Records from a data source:
★ ★ ★

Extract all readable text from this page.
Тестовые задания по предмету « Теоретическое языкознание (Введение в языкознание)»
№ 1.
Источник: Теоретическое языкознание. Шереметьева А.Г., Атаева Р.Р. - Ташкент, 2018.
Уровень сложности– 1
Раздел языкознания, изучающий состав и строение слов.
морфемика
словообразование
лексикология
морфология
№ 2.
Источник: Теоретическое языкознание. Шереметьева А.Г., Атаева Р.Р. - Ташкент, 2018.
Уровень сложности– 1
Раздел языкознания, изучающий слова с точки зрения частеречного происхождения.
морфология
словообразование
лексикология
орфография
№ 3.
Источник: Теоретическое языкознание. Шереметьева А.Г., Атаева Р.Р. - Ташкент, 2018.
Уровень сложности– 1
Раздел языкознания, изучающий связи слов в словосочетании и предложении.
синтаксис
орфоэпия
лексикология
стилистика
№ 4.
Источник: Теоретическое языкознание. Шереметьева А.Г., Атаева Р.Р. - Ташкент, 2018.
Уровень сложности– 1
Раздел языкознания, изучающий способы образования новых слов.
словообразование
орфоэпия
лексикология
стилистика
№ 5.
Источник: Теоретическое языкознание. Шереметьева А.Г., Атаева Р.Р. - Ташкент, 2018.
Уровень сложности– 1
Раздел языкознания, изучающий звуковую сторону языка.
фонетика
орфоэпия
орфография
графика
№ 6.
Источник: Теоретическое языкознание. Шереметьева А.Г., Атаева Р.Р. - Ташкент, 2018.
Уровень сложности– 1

★ ★ ★

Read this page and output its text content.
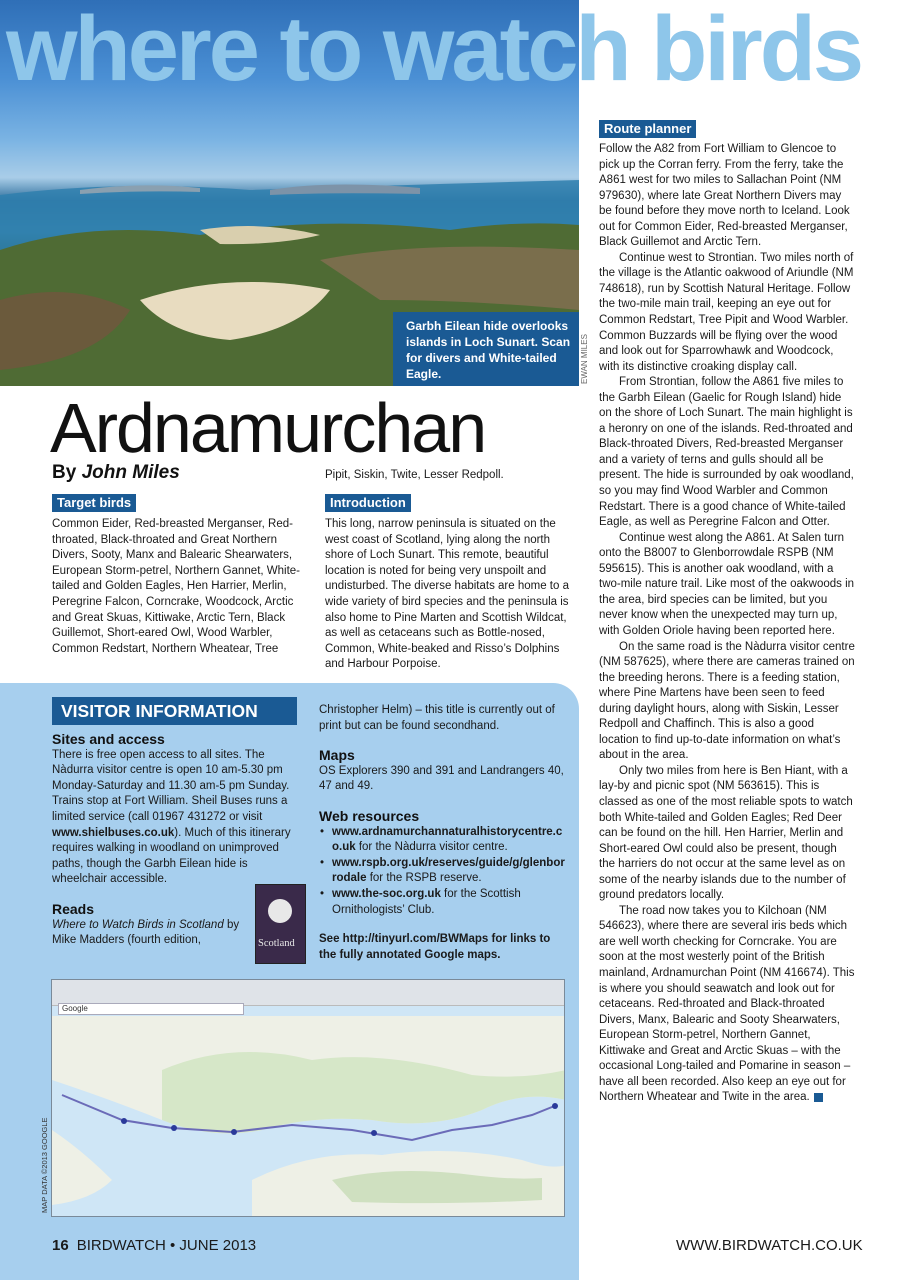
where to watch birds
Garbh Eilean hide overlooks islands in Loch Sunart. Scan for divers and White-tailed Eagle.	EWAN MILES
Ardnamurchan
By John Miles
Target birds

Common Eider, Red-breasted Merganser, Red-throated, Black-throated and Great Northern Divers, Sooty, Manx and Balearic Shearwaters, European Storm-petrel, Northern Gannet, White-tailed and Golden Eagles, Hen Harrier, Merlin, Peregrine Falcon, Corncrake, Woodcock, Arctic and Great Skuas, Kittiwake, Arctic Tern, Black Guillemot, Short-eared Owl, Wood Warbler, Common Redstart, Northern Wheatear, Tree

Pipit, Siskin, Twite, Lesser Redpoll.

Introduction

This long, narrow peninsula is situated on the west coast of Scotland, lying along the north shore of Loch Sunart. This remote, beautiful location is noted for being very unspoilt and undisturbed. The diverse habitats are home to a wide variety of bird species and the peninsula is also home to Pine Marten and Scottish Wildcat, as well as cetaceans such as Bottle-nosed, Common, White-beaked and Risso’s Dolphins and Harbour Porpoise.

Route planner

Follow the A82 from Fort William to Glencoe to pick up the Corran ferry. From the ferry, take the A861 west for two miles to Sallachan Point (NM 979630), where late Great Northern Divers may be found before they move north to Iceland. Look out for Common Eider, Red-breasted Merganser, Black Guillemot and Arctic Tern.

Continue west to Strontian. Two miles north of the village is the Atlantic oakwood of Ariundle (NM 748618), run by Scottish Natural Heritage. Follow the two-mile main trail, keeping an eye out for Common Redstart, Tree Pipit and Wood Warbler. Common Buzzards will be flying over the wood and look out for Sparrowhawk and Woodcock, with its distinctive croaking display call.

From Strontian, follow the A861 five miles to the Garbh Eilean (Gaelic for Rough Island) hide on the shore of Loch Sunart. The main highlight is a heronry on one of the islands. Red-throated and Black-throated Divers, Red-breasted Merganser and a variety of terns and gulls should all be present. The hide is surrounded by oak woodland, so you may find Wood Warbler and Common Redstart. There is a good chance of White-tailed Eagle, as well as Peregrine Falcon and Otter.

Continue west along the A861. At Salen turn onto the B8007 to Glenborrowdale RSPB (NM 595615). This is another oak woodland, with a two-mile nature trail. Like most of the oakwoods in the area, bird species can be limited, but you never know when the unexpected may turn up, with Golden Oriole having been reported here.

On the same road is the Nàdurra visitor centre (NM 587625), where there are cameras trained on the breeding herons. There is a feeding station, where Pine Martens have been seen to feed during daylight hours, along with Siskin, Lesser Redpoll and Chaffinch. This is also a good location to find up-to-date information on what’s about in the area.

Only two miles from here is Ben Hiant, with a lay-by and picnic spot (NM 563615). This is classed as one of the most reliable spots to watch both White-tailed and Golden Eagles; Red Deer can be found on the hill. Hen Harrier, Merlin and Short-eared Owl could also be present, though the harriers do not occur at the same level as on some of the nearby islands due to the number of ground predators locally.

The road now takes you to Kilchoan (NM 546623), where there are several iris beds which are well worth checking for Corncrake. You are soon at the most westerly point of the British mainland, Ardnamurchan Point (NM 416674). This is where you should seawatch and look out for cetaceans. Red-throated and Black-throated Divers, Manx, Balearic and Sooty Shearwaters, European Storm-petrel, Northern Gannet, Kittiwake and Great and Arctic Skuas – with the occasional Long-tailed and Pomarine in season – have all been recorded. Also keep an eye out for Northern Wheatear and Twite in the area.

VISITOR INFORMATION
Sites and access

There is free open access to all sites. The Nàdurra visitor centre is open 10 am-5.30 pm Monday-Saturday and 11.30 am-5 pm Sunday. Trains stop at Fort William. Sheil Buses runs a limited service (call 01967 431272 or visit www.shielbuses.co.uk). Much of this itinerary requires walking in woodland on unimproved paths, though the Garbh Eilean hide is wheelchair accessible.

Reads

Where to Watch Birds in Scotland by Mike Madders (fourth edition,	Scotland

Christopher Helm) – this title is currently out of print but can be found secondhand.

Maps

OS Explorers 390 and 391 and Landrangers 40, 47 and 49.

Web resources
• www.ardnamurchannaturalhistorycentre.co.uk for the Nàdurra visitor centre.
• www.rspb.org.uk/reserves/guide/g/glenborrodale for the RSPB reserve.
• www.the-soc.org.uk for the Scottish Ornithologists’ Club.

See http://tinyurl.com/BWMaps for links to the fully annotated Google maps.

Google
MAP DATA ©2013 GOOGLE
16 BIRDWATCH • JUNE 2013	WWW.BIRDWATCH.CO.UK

★ ★ ★

Scan the material above. Copy each line that holds the word "petrel".

> _Exercise result_
Common Eider, Red-breasted Merganser, Red-throated, Black-throated and Great Northern Divers, Sooty, Manx and Balearic Shearwaters, European Storm-petrel, Northern Gannet, White-tailed and Golden Eagles, Hen Harrier, Merlin, Peregrine Falcon, Corncrake, Woodcock, Arctic and Great Skuas, Kittiwake, Arctic Tern, Black Guillemot, Short-eared Owl, Wood Warbler, Common Redstart, Northern Wheatear, Tree
The road now takes you to Kilchoan (NM 546623), where there are several iris beds which are well worth checking for Corncrake. You are soon at the most westerly point of the British mainland, Ardnamurchan Point (NM 416674). This is where you should seawatch and look out for cetaceans. Red-throated and Black-throated Divers, Manx, Balearic and Sooty Shearwaters, European Storm-petrel, Northern Gannet, Kittiwake and Great and Arctic Skuas – with the occasional Long-tailed and Pomarine in season – have all been recorded. Also keep an eye out for Northern Wheatear and Twite in the area.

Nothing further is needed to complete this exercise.